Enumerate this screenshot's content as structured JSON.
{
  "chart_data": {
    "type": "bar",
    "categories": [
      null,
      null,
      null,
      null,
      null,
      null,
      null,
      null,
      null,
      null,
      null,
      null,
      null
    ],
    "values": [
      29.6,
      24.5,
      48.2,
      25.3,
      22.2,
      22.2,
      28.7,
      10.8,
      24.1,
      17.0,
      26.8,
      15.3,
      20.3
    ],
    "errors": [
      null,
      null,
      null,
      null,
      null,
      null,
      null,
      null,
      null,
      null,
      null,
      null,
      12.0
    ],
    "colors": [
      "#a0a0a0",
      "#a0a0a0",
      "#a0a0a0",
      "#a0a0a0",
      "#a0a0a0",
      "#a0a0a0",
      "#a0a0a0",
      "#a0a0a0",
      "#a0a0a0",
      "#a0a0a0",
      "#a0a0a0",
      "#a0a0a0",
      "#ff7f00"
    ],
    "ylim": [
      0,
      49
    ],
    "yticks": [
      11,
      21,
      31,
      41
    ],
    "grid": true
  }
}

════════════════════

> _Exercise aim_: Write out the entries above word for word.

> _Exercise solution_:
Enumerate this screenshot's content as structured JSON.
{
  "chart_data": {
    "type": "bar",
    "categories": [
      null,
      null,
      null,
      null,
      null,
      null,
      null,
      null,
      null,
      null,
      null,
      null,
      null
    ],
    "values": [
      29.6,
      24.5,
      48.2,
      25.3,
      22.2,
      22.2,
      28.7,
      10.8,
      24.1,
      17.0,
      26.8,
      15.3,
      20.3
    ],
    "errors": [
      null,
      null,
      null,
      null,
      null,
      null,
      null,
      null,
      null,
      null,
      null,
      null,
      12.0
    ],
    "colors": [
      "#a0a0a0",
      "#a0a0a0",
      "#a0a0a0",
      "#a0a0a0",
      "#a0a0a0",
      "#a0a0a0",
      "#a0a0a0",
      "#a0a0a0",
      "#a0a0a0",
      "#a0a0a0",
      "#a0a0a0",
      "#a0a0a0",
      "#ff7f00"
    ],
    "ylim": [
      0,
      49
    ],
    "yticks": [
      11,
      21,
      31,
      41
    ],
    "grid": true
  }
}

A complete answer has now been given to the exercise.